* Your objective
Spot every line with the word "JSON" and return it.

Items from a figure collection
= = =
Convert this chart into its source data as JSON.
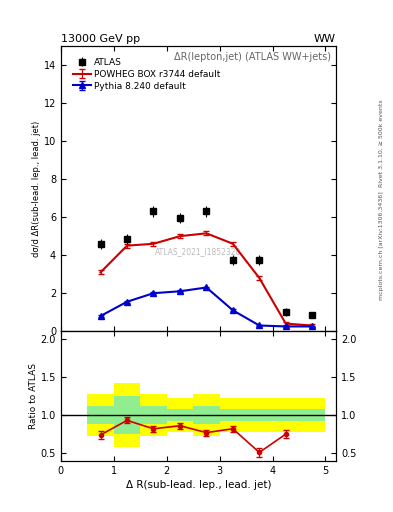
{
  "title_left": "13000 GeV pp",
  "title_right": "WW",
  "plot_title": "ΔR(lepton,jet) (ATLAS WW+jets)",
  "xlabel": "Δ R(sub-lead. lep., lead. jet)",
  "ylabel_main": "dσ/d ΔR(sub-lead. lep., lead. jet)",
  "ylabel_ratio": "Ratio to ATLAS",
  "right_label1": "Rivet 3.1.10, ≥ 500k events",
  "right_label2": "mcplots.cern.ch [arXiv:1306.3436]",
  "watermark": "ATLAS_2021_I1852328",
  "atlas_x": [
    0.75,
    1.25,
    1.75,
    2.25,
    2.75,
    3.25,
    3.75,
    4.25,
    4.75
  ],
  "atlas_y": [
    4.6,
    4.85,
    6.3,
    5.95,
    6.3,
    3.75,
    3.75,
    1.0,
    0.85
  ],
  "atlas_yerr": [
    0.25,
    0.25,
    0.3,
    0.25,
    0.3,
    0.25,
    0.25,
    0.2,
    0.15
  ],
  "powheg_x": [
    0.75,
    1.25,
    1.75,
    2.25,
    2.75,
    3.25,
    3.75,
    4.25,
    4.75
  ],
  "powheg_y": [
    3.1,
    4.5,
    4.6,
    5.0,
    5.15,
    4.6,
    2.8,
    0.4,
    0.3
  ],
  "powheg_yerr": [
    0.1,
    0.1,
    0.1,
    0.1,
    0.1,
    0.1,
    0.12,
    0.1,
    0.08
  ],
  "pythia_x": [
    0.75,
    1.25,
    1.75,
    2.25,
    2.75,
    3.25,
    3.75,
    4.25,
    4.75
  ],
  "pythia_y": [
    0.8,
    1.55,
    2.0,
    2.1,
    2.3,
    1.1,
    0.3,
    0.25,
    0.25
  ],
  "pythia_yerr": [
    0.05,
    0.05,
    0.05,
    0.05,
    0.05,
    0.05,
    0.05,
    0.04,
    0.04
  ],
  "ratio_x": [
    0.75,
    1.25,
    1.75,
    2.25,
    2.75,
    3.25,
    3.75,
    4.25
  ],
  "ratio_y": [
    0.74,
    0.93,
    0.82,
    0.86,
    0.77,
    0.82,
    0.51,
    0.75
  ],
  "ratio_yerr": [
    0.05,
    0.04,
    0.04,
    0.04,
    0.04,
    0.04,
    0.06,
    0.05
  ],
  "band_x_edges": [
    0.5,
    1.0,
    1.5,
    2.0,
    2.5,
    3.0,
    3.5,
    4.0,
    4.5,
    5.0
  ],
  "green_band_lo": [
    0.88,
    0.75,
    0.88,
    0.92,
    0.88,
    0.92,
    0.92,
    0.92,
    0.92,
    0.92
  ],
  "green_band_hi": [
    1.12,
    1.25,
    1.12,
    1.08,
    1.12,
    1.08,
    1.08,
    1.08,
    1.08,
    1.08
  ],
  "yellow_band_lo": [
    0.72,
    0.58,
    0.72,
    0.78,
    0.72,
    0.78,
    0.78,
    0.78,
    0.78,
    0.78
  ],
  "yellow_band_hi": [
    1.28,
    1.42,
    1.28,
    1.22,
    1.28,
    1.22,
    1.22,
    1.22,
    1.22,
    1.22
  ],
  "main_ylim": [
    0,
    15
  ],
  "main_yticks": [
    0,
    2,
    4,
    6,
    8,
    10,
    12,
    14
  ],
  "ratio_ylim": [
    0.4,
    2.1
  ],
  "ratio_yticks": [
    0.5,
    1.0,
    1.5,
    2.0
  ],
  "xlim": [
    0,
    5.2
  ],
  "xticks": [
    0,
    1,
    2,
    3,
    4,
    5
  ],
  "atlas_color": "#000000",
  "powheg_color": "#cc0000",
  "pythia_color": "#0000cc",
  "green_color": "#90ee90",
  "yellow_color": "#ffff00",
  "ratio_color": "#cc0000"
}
= = =
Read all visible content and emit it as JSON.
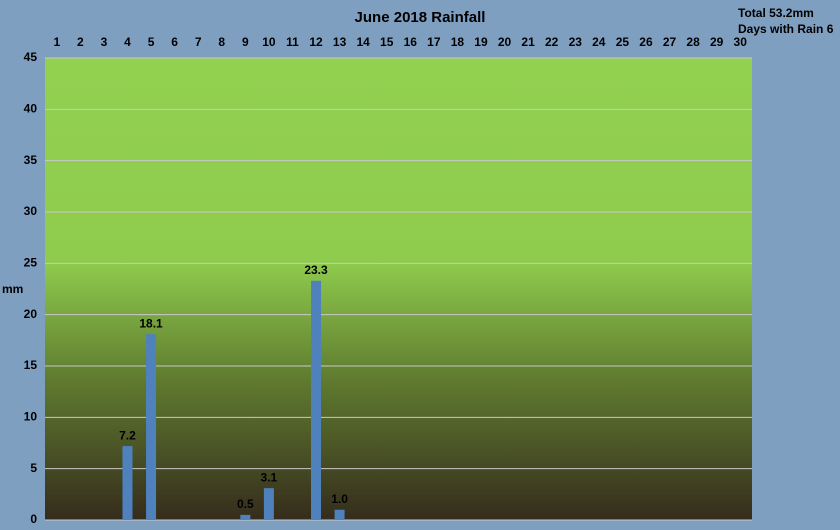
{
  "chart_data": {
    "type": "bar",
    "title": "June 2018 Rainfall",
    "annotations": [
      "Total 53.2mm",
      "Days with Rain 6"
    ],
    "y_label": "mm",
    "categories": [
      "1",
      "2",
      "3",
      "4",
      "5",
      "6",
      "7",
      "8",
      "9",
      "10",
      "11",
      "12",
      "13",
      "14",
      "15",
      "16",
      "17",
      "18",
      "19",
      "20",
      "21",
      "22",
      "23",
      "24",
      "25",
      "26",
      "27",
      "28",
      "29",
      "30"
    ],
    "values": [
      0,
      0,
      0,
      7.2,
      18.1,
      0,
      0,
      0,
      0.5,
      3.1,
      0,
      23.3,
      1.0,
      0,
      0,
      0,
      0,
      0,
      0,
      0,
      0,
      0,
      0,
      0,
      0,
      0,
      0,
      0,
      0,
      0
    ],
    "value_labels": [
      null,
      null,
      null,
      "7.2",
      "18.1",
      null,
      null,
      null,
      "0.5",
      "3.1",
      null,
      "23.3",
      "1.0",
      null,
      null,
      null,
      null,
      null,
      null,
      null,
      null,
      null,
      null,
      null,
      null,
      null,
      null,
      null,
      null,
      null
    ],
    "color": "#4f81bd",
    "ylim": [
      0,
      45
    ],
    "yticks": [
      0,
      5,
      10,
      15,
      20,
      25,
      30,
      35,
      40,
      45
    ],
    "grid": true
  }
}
= = =
* Response below
Convert this chart into its source data as JSON.
Read all visible content and emit it as JSON.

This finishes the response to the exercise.